START SELECTED EXTRACT

This kind of pidgin[dubious ] is rare but observable in Macau and other Portuguese-speaking regions in Asia and Oceania, among English-speaking expatriates and tourists in Portugal and Brazil, and Portuguese speakers in countries of the English-speaking world, primarily in North America and Oceania, but also Africa, South America, Caribbean and Asia. The best-studied example of this is spoken in the Portuguese communities in California, in Hawaii (pidgin contributions) and in the region between Fall River and New Bedford in Southeastern Massachusetts.

As code-switching[edit]

It is the name often given to any unsystematic mixture of Portuguese with English (code-switching). This is sometimes used by speakers of the two languages to talk to each other.

Portuglish is similar to Spanglish, and it is basically composed of combined English and Portuguese lexicon and a Portuguese grammar.

END SELECTED EXTRACT

* SET TASK:
Condense the paragraph of the Portuglish extract that begins "This kind of pidgin" into a short list that keeps its main facts. The records were taken from a different source.

START DATA RECORDS

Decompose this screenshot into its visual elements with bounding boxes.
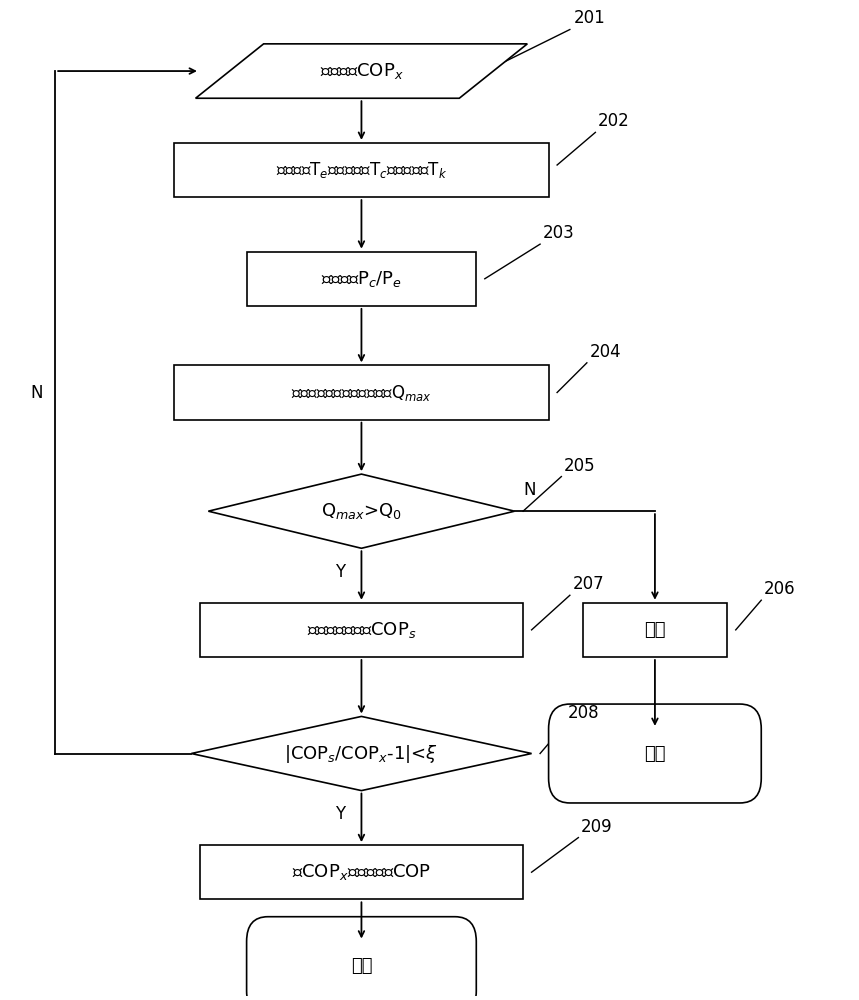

END DATA RECORDS
START DATA RECORDS

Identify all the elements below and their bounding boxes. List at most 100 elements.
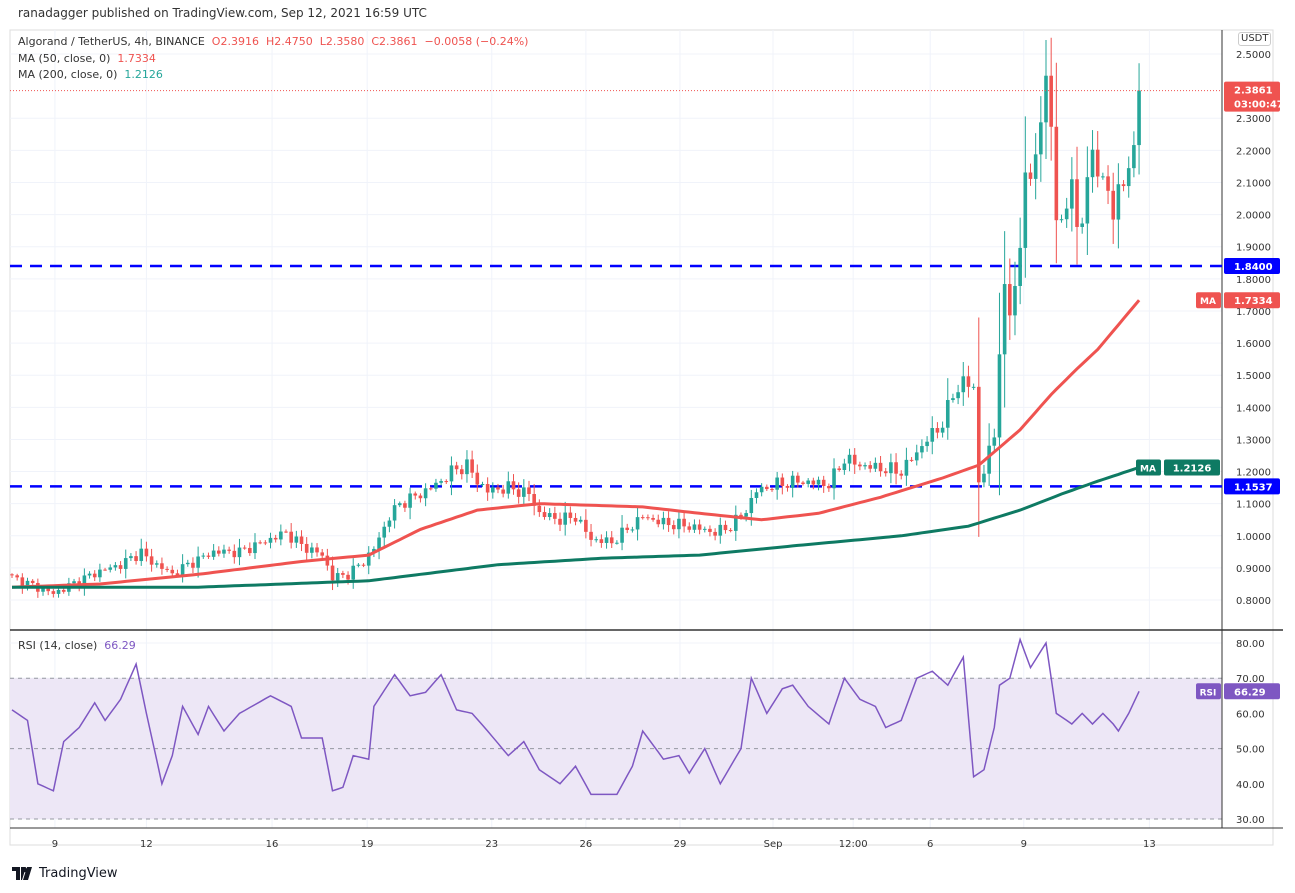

END DATA RECORDS
START DATA RECORDS

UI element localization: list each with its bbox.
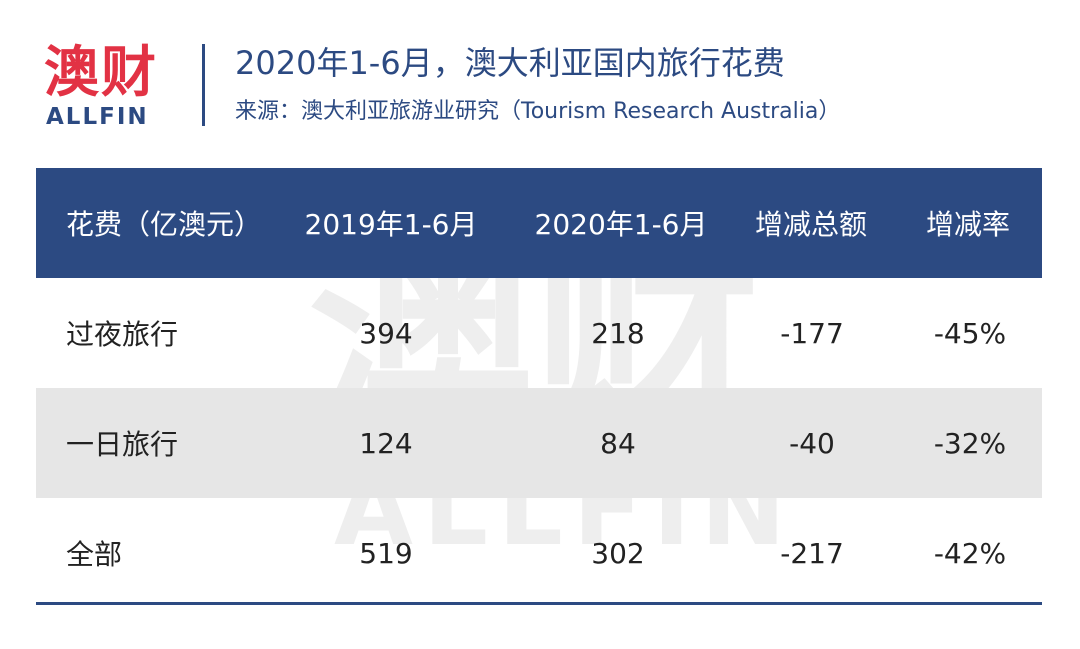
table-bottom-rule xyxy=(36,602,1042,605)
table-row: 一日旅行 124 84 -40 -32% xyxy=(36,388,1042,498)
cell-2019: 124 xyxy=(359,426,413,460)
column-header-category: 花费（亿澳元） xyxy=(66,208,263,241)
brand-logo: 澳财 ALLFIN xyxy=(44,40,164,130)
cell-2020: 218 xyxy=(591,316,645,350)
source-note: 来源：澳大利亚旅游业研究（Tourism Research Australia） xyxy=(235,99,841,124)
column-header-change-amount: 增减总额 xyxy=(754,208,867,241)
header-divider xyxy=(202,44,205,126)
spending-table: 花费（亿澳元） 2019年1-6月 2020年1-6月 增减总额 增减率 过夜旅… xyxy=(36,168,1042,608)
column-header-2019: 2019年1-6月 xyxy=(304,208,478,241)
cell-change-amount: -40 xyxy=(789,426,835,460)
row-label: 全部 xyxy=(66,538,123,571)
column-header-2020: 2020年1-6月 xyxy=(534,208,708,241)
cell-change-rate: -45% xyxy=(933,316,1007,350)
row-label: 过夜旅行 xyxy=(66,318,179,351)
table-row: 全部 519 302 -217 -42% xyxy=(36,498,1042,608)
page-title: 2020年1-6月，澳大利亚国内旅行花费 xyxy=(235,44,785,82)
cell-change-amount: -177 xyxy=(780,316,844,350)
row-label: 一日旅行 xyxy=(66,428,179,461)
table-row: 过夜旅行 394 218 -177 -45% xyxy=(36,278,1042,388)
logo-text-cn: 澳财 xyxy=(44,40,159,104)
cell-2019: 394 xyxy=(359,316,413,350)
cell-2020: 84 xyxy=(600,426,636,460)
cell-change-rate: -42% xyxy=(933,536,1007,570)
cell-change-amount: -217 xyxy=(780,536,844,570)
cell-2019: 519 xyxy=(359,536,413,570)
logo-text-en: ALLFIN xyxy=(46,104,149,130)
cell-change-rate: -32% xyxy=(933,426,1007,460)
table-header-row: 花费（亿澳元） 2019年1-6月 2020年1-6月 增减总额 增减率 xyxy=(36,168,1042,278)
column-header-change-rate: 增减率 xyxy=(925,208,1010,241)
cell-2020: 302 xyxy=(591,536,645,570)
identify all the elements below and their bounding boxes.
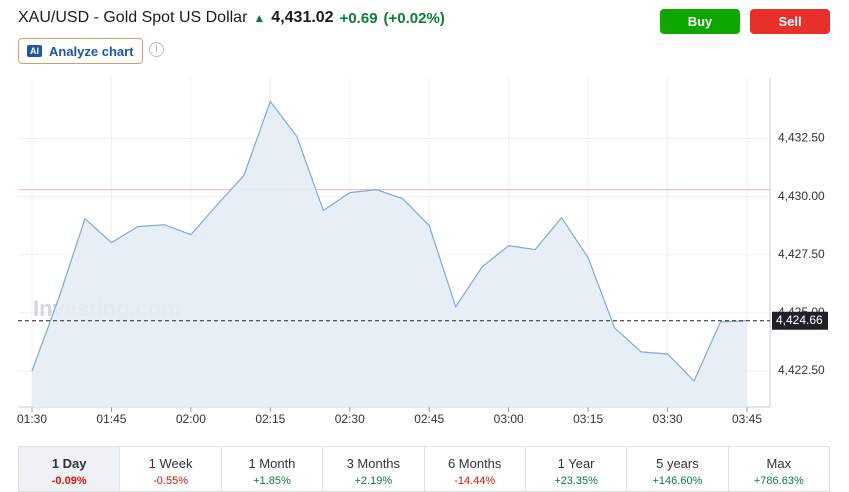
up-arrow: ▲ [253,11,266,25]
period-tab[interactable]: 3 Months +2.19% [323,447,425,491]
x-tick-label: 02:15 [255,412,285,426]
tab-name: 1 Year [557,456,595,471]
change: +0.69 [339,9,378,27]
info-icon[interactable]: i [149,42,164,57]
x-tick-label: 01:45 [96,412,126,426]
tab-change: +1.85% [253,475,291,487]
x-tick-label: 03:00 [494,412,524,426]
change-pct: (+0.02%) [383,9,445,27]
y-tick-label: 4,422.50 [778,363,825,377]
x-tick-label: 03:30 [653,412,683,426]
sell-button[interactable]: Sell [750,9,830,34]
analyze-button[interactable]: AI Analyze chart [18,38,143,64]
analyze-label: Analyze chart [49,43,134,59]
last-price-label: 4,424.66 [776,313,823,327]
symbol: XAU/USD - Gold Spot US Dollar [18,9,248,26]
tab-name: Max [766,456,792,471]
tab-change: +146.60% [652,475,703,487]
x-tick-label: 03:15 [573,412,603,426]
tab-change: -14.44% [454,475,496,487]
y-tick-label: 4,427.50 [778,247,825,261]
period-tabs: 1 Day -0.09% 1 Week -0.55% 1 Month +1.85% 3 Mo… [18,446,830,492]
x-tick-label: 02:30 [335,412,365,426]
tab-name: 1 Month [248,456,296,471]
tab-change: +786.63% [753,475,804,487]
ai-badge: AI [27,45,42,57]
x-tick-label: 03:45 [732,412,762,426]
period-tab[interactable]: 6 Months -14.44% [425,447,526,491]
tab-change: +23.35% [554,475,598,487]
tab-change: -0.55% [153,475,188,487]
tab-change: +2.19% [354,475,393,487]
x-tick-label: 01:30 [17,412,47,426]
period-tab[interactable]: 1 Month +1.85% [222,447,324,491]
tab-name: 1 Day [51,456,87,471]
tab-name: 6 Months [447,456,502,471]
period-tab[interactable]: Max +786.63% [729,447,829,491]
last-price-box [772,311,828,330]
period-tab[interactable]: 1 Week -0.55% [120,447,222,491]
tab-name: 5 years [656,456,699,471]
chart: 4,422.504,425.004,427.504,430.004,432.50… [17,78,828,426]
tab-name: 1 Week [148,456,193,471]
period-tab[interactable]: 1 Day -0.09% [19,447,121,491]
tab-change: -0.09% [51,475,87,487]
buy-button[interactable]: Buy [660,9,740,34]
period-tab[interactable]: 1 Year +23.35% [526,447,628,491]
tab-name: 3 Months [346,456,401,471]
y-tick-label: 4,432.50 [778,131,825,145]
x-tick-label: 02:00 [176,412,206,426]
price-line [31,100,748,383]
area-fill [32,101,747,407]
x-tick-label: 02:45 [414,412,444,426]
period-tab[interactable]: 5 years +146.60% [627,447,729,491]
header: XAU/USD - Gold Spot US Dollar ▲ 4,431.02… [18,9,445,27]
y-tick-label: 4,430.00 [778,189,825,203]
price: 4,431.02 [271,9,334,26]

END DATA RECORDS

* PROBLEM SOLUTION:
- Rare but observable in Macau and other Portuguese-speaking regions of Asia and Oceania
- Found among English-speaking expatriates and tourists in Portugal and Brazil
- Found among Portuguese speakers in English-speaking countries, mainly in North America and Oceania, but also in Africa, South America, the Caribbean and Asia
- Best studied in the Portuguese communities of California, Hawaii and the area between Fall River and New Bedford in Southeastern Massachusetts